## Task directions
The data must be returned in full and exactly as given.
----- Dataset excerpts
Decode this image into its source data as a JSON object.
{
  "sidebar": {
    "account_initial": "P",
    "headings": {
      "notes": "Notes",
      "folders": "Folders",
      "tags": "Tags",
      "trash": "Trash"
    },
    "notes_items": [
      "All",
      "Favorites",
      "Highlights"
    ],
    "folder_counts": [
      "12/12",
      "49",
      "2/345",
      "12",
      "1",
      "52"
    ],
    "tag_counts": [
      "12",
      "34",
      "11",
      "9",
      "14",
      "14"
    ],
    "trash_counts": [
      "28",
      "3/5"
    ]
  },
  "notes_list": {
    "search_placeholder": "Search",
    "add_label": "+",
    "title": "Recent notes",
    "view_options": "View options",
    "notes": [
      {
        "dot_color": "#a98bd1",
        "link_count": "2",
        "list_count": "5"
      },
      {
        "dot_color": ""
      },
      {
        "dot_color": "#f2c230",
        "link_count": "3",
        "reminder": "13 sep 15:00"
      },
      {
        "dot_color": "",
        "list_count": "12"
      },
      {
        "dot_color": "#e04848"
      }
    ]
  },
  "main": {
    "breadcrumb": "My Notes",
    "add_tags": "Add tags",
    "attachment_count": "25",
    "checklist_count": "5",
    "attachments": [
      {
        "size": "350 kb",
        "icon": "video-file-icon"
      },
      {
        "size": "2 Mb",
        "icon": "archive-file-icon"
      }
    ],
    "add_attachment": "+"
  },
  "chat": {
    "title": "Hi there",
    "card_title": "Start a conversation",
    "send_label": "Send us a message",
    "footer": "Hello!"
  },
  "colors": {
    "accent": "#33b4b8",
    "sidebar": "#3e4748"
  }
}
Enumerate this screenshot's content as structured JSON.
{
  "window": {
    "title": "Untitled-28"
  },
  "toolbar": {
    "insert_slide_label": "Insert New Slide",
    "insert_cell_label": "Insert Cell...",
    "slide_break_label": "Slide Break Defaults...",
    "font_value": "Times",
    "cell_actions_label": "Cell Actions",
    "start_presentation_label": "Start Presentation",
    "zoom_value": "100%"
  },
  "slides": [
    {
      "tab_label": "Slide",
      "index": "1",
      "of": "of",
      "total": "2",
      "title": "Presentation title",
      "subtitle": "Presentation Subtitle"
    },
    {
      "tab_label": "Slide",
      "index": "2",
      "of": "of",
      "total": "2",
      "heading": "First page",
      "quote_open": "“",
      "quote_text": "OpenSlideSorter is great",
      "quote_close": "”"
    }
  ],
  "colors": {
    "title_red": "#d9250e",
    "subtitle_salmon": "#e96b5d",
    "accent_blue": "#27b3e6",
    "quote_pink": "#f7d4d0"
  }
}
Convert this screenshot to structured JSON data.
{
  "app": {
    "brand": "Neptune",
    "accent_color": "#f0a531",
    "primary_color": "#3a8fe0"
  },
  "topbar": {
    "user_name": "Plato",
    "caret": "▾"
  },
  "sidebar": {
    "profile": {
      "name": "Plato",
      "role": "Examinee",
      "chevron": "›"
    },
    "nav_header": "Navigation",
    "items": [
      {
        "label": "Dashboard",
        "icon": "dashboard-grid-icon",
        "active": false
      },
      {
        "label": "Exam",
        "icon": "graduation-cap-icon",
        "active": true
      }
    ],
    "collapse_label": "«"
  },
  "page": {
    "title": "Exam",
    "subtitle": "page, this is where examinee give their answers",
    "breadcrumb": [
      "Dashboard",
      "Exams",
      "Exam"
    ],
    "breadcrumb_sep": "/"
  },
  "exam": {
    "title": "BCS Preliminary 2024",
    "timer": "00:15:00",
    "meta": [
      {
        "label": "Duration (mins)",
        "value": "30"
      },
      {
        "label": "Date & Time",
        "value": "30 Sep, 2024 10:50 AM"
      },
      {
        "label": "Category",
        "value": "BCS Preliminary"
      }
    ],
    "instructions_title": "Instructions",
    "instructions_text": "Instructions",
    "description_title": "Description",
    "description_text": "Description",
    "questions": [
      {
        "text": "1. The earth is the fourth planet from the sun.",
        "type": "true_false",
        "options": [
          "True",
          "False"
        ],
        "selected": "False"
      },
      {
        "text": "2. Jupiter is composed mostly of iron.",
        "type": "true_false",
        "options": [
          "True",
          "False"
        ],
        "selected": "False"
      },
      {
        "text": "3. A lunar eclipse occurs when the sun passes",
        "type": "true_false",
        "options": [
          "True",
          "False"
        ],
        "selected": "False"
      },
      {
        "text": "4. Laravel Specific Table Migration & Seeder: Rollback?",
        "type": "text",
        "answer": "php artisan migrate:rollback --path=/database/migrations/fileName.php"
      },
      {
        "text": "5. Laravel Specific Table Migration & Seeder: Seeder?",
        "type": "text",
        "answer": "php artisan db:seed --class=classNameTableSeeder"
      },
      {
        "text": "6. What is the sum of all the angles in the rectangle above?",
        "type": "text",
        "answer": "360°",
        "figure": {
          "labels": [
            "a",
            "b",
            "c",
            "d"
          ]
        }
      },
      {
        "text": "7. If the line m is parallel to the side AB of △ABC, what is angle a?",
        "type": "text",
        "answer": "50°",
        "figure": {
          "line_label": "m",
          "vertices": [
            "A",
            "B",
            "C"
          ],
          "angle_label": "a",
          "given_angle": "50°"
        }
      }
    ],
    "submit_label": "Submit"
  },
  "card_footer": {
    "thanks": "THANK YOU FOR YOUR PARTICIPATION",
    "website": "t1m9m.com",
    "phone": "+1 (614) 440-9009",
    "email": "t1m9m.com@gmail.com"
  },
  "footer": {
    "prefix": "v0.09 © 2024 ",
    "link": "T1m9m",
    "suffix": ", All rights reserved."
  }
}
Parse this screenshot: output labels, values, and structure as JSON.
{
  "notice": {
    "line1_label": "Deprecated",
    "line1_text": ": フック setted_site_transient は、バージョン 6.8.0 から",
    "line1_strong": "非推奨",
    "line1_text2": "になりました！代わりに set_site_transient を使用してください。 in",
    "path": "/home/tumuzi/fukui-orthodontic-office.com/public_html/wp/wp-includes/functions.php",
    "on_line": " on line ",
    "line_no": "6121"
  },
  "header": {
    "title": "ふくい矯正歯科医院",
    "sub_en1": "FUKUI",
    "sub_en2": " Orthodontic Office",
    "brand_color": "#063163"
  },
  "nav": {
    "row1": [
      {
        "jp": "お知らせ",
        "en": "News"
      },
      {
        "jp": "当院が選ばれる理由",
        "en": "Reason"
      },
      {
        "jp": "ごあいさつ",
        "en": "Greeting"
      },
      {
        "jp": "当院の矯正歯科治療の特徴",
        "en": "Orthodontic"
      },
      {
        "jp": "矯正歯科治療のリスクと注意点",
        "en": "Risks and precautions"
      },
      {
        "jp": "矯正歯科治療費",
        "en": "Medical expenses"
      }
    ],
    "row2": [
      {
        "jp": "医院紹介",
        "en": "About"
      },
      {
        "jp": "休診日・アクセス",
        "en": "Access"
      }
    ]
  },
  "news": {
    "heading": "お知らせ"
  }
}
----------
## Output of the task
Decode this image into its source data as a JSON object.
{
  "sidebar": {
    "account_initial": "P",
    "headings": {
      "notes": "Notes",
      "folders": "Folders",
      "tags": "Tags",
      "trash": "Trash"
    },
    "notes_items": [
      "All",
      "Favorites",
      "Highlights"
    ],
    "folder_counts": [
      "12/12",
      "49",
      "2/345",
      "12",
      "1",
      "52"
    ],
    "tag_counts": [
      "12",
      "34",
      "11",
      "9",
      "14",
      "14"
    ],
    "trash_counts": [
      "28",
      "3/5"
    ]
  },
  "notes_list": {
    "search_placeholder": "Search",
    "add_label": "+",
    "title": "Recent notes",
    "view_options": "View options",
    "notes": [
      {
        "dot_color": "#a98bd1",
        "link_count": "2",
        "list_count": "5"
      },
      {
        "dot_color": ""
      },
      {
        "dot_color": "#f2c230",
        "link_count": "3",
        "reminder": "13 sep 15:00"
      },
      {
        "dot_color": "",
        "list_count": "12"
      },
      {
        "dot_color": "#e04848"
      }
    ]
  },
  "main": {
    "breadcrumb": "My Notes",
    "add_tags": "Add tags",
    "attachment_count": "25",
    "checklist_count": "5",
    "attachments": [
      {
        "size": "350 kb",
        "icon": "video-file-icon"
      },
      {
        "size": "2 Mb",
        "icon": "archive-file-icon"
      }
    ],
    "add_attachment": "+"
  },
  "chat": {
    "title": "Hi there",
    "card_title": "Start a conversation",
    "send_label": "Send us a message",
    "footer": "Hello!"
  },
  "colors": {
    "accent": "#33b4b8",
    "sidebar": "#3e4748"
  }
}
Enumerate this screenshot's content as structured JSON.
{
  "window": {
    "title": "Untitled-28"
  },
  "toolbar": {
    "insert_slide_label": "Insert New Slide",
    "insert_cell_label": "Insert Cell...",
    "slide_break_label": "Slide Break Defaults...",
    "font_value": "Times",
    "cell_actions_label": "Cell Actions",
    "start_presentation_label": "Start Presentation",
    "zoom_value": "100%"
  },
  "slides": [
    {
      "tab_label": "Slide",
      "index": "1",
      "of": "of",
      "total": "2",
      "title": "Presentation title",
      "subtitle": "Presentation Subtitle"
    },
    {
      "tab_label": "Slide",
      "index": "2",
      "of": "of",
      "total": "2",
      "heading": "First page",
      "quote_open": "“",
      "quote_text": "OpenSlideSorter is great",
      "quote_close": "”"
    }
  ],
  "colors": {
    "title_red": "#d9250e",
    "subtitle_salmon": "#e96b5d",
    "accent_blue": "#27b3e6",
    "quote_pink": "#f7d4d0"
  }
}
Convert this screenshot to structured JSON data.
{
  "app": {
    "brand": "Neptune",
    "accent_color": "#f0a531",
    "primary_color": "#3a8fe0"
  },
  "topbar": {
    "user_name": "Plato",
    "caret": "▾"
  },
  "sidebar": {
    "profile": {
      "name": "Plato",
      "role": "Examinee",
      "chevron": "›"
    },
    "nav_header": "Navigation",
    "items": [
      {
        "label": "Dashboard",
        "icon": "dashboard-grid-icon",
        "active": false
      },
      {
        "label": "Exam",
        "icon": "graduation-cap-icon",
        "active": true
      }
    ],
    "collapse_label": "«"
  },
  "page": {
    "title": "Exam",
    "subtitle": "page, this is where examinee give their answers",
    "breadcrumb": [
      "Dashboard",
      "Exams",
      "Exam"
    ],
    "breadcrumb_sep": "/"
  },
  "exam": {
    "title": "BCS Preliminary 2024",
    "timer": "00:15:00",
    "meta": [
      {
        "label": "Duration (mins)",
        "value": "30"
      },
      {
        "label": "Date & Time",
        "value": "30 Sep, 2024 10:50 AM"
      },
      {
        "label": "Category",
        "value": "BCS Preliminary"
      }
    ],
    "instructions_title": "Instructions",
    "instructions_text": "Instructions",
    "description_title": "Description",
    "description_text": "Description",
    "questions": [
      {
        "text": "1. The earth is the fourth planet from the sun.",
        "type": "true_false",
        "options": [
          "True",
          "False"
        ],
        "selected": "False"
      },
      {
        "text": "2. Jupiter is composed mostly of iron.",
        "type": "true_false",
        "options": [
          "True",
          "False"
        ],
        "selected": "False"
      },
      {
        "text": "3. A lunar eclipse occurs when the sun passes",
        "type": "true_false",
        "options": [
          "True",
          "False"
        ],
        "selected": "False"
      },
      {
        "text": "4. Laravel Specific Table Migration & Seeder: Rollback?",
        "type": "text",
        "answer": "php artisan migrate:rollback --path=/database/migrations/fileName.php"
      },
      {
        "text": "5. Laravel Specific Table Migration & Seeder: Seeder?",
        "type": "text",
        "answer": "php artisan db:seed --class=classNameTableSeeder"
      },
      {
        "text": "6. What is the sum of all the angles in the rectangle above?",
        "type": "text",
        "answer": "360°",
        "figure": {
          "labels": [
            "a",
            "b",
            "c",
            "d"
          ]
        }
      },
      {
        "text": "7. If the line m is parallel to the side AB of △ABC, what is angle a?",
        "type": "text",
        "answer": "50°",
        "figure": {
          "line_label": "m",
          "vertices": [
            "A",
            "B",
            "C"
          ],
          "angle_label": "a",
          "given_angle": "50°"
        }
      }
    ],
    "submit_label": "Submit"
  },
  "card_footer": {
    "thanks": "THANK YOU FOR YOUR PARTICIPATION",
    "website": "t1m9m.com",
    "phone": "+1 (614) 440-9009",
    "email": "t1m9m.com@gmail.com"
  },
  "footer": {
    "prefix": "v0.09 © 2024 ",
    "link": "T1m9m",
    "suffix": ", All rights reserved."
  }
}
Parse this screenshot: output labels, values, and structure as JSON.
{
  "notice": {
    "line1_label": "Deprecated",
    "line1_text": ": フック setted_site_transient は、バージョン 6.8.0 から",
    "line1_strong": "非推奨",
    "line1_text2": "になりました！代わりに set_site_transient を使用してください。 in",
    "path": "/home/tumuzi/fukui-orthodontic-office.com/public_html/wp/wp-includes/functions.php",
    "on_line": " on line ",
    "line_no": "6121"
  },
  "header": {
    "title": "ふくい矯正歯科医院",
    "sub_en1": "FUKUI",
    "sub_en2": " Orthodontic Office",
    "brand_color": "#063163"
  },
  "nav": {
    "row1": [
      {
        "jp": "お知らせ",
        "en": "News"
      },
      {
        "jp": "当院が選ばれる理由",
        "en": "Reason"
      },
      {
        "jp": "ごあいさつ",
        "en": "Greeting"
      },
      {
        "jp": "当院の矯正歯科治療の特徴",
        "en": "Orthodontic"
      },
      {
        "jp": "矯正歯科治療のリスクと注意点",
        "en": "Risks and precautions"
      },
      {
        "jp": "矯正歯科治療費",
        "en": "Medical expenses"
      }
    ],
    "row2": [
      {
        "jp": "医院紹介",
        "en": "About"
      },
      {
        "jp": "休診日・アクセス",
        "en": "Access"
      }
    ]
  },
  "news": {
    "heading": "お知らせ"
  }
}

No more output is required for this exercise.